● What you need to do: If a line in the entries contains the string "look", include that line in your answer.

● Stored data:

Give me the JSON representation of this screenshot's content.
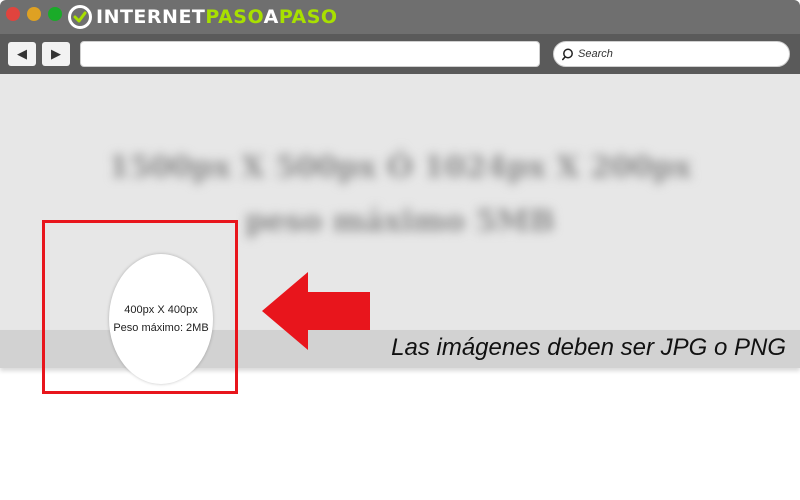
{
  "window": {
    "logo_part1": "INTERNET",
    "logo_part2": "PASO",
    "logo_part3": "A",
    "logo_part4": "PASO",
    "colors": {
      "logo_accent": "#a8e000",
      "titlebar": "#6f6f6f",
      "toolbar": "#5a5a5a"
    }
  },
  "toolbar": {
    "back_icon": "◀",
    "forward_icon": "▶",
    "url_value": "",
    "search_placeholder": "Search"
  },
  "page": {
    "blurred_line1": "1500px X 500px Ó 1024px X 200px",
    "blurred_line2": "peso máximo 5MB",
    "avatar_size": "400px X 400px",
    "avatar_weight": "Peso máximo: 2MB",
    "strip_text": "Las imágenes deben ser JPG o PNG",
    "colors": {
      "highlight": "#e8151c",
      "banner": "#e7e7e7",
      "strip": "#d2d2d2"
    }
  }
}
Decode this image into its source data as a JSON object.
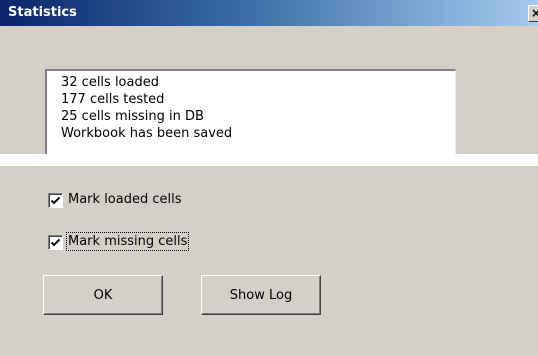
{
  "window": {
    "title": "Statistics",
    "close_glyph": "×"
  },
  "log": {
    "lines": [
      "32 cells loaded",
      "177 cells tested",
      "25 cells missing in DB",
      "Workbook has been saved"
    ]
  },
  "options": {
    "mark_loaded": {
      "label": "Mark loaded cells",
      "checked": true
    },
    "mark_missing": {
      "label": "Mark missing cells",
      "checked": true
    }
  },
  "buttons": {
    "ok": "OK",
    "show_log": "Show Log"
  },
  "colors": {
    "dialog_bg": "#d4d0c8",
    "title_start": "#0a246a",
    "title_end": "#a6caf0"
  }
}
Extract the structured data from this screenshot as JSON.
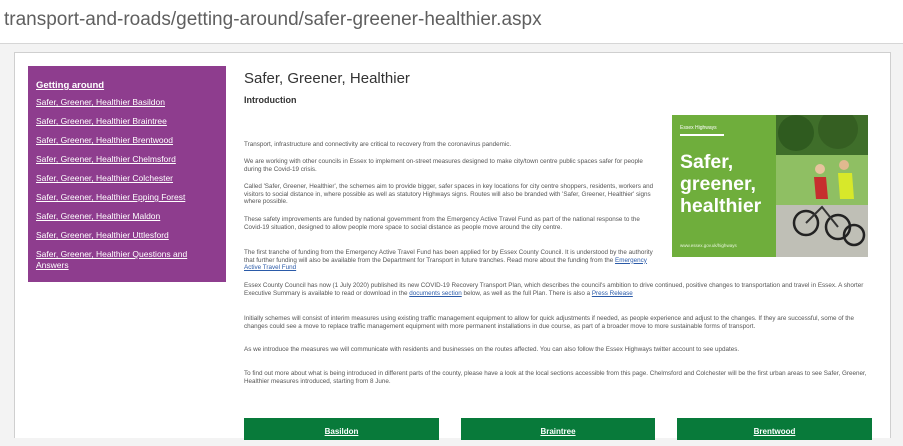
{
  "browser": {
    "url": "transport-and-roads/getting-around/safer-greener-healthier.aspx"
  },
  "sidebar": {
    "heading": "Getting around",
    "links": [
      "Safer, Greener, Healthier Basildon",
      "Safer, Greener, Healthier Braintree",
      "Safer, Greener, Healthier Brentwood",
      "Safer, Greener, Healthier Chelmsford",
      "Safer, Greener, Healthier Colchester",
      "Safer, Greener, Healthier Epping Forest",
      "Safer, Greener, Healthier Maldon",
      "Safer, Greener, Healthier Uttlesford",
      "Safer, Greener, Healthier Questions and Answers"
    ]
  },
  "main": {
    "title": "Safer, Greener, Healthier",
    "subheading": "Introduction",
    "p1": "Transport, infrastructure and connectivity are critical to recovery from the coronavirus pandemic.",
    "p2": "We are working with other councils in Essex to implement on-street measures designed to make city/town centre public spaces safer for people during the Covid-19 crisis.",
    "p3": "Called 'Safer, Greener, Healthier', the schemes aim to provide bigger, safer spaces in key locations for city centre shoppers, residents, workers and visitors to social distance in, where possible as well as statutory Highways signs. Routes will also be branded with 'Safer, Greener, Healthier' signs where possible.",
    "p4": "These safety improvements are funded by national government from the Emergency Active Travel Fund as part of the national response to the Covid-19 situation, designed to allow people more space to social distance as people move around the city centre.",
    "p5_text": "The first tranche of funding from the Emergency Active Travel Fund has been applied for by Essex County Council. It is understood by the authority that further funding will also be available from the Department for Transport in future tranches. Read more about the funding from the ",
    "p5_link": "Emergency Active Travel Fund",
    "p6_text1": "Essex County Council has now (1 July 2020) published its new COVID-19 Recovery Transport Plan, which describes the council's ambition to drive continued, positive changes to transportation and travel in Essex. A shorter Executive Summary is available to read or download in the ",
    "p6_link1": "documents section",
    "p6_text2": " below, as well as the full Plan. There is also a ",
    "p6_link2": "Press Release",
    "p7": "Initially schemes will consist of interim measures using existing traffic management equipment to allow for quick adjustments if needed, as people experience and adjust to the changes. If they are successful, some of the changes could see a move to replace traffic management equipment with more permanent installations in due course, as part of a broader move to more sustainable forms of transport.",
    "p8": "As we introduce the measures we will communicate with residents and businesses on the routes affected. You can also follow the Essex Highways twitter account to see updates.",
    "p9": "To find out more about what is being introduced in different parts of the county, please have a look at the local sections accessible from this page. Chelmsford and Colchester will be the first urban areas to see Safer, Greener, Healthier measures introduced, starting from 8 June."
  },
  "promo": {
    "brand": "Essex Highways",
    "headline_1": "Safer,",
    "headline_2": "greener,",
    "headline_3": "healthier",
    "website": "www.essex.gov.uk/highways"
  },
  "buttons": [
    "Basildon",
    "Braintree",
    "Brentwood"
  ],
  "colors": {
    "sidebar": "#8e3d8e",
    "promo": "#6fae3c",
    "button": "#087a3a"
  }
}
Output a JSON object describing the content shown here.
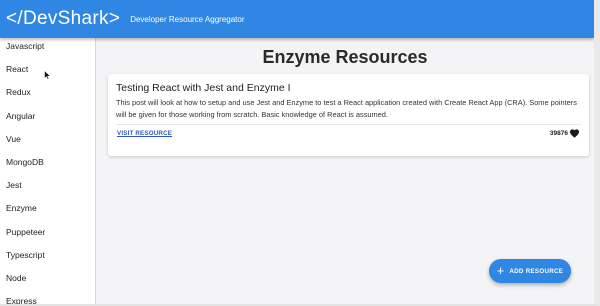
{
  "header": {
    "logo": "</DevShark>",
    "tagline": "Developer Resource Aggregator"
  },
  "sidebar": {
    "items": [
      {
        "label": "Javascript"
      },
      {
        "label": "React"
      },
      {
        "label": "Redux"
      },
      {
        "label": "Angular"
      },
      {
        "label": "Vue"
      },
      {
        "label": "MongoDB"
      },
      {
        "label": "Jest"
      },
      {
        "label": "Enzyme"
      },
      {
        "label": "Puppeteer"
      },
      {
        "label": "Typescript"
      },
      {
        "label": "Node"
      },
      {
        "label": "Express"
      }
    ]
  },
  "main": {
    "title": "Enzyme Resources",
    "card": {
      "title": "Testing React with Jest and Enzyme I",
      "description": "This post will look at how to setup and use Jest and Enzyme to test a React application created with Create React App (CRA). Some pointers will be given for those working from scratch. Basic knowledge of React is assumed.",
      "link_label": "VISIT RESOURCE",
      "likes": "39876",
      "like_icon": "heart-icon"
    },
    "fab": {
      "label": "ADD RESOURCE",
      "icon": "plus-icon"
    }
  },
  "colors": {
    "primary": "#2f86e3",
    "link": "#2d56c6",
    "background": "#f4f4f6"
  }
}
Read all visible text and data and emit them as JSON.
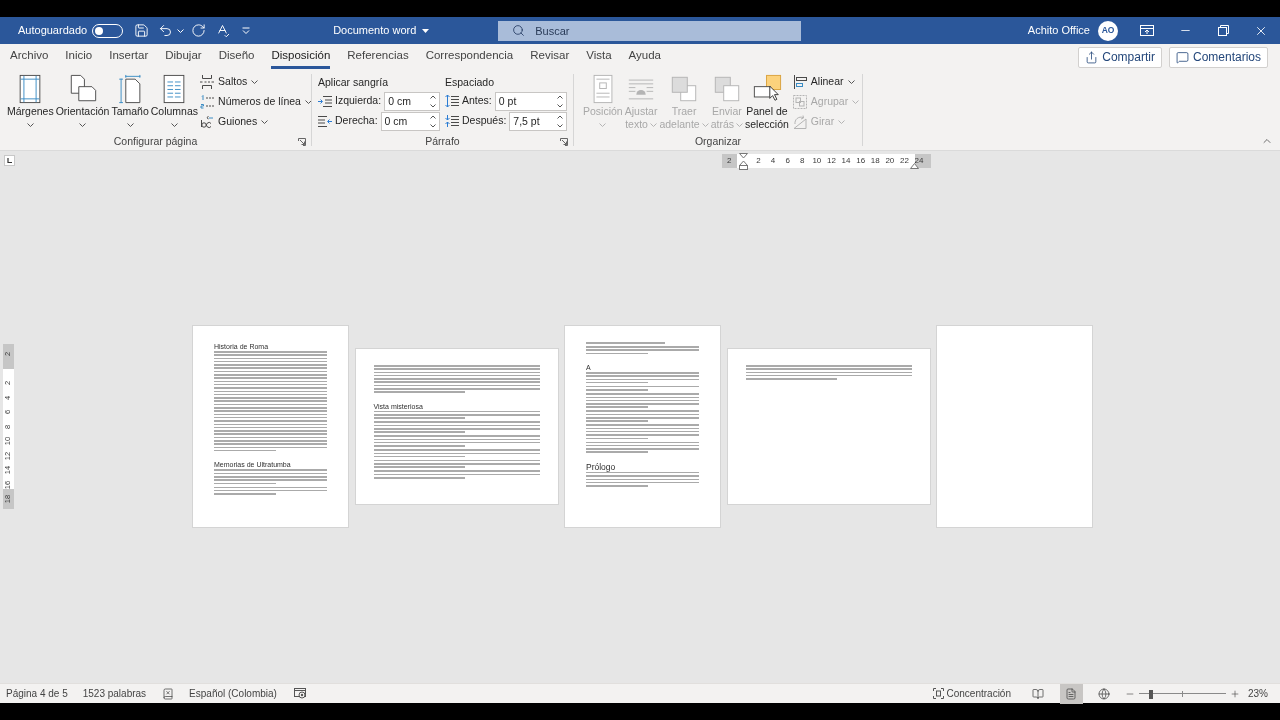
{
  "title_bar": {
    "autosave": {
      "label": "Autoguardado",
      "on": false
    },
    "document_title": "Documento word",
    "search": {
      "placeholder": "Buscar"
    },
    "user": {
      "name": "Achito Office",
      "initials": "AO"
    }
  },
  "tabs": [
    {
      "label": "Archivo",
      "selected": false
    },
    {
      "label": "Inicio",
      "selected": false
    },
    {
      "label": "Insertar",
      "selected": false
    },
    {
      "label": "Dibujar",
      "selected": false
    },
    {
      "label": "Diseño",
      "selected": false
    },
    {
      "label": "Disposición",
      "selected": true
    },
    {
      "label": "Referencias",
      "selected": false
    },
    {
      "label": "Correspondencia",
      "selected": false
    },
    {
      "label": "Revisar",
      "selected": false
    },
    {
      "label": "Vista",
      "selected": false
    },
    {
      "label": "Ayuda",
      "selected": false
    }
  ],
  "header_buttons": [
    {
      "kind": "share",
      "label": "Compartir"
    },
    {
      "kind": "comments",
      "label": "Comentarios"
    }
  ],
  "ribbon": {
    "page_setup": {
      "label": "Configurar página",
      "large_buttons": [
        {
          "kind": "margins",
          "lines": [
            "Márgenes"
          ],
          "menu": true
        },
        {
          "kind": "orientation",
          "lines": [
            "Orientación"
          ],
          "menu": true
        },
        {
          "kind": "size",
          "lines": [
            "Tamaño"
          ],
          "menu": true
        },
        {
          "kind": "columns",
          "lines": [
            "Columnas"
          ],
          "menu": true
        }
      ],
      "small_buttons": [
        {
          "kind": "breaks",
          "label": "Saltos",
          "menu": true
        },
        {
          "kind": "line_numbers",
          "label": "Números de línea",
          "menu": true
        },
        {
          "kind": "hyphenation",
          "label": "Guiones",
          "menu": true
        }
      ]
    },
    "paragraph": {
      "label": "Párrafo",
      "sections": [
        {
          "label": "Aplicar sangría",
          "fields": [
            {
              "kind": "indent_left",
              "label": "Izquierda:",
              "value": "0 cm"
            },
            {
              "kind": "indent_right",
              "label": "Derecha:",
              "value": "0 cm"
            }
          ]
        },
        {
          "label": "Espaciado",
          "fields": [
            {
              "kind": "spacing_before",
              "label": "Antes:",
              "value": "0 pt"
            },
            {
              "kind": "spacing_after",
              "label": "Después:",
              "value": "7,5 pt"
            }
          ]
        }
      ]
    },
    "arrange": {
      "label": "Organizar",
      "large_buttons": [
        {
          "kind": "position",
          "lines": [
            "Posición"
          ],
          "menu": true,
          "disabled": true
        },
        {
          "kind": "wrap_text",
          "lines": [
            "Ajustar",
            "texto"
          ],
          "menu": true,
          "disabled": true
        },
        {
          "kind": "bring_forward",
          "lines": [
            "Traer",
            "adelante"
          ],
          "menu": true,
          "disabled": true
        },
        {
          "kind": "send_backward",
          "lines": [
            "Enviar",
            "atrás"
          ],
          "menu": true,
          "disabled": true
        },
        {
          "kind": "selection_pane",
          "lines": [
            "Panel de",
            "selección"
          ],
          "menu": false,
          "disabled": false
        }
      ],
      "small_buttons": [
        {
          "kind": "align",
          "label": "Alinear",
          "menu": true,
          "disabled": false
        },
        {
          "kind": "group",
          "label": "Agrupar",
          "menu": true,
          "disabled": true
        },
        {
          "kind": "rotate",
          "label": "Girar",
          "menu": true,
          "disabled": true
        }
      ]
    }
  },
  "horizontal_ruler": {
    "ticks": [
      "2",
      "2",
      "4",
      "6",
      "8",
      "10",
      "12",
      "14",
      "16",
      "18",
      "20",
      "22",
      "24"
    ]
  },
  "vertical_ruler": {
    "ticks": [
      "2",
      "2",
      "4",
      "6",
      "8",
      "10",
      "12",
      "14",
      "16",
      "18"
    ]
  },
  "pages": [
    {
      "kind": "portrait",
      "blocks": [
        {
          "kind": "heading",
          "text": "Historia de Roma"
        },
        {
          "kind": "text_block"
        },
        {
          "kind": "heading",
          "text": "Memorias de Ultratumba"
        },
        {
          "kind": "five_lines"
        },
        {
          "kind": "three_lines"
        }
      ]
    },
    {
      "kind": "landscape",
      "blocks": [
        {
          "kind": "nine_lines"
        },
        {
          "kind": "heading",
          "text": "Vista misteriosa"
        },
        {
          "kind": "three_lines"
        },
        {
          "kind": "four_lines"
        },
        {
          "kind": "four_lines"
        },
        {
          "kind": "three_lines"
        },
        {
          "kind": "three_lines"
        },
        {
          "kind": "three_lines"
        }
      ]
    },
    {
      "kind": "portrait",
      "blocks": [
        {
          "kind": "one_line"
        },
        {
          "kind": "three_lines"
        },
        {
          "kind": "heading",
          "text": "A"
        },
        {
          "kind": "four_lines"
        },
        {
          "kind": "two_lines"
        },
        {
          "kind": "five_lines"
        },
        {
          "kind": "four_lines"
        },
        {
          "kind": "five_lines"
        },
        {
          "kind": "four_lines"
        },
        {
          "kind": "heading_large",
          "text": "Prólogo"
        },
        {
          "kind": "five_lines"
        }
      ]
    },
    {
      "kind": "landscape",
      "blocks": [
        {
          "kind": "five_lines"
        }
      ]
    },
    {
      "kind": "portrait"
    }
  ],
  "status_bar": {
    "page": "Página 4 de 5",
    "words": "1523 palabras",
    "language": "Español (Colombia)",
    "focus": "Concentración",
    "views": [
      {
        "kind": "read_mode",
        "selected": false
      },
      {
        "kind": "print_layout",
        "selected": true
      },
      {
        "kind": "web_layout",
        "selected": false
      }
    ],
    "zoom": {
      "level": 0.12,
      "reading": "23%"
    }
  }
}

● Exercise output:
    "p9": "To find out more about what is being introduced in different parts of the county, please have a look at the local sections accessible from this page. Chelmsford and Colchester will be the first urban areas to see Safer, Greener, Healthier measures introduced, starting from 8 June."
      "description": "This post will look at how to setup and use Jest and Enzyme to test a React application created with Create React App (CRA). Some pointers will be given for those working from scratch. Basic knowledge of React is assumed.",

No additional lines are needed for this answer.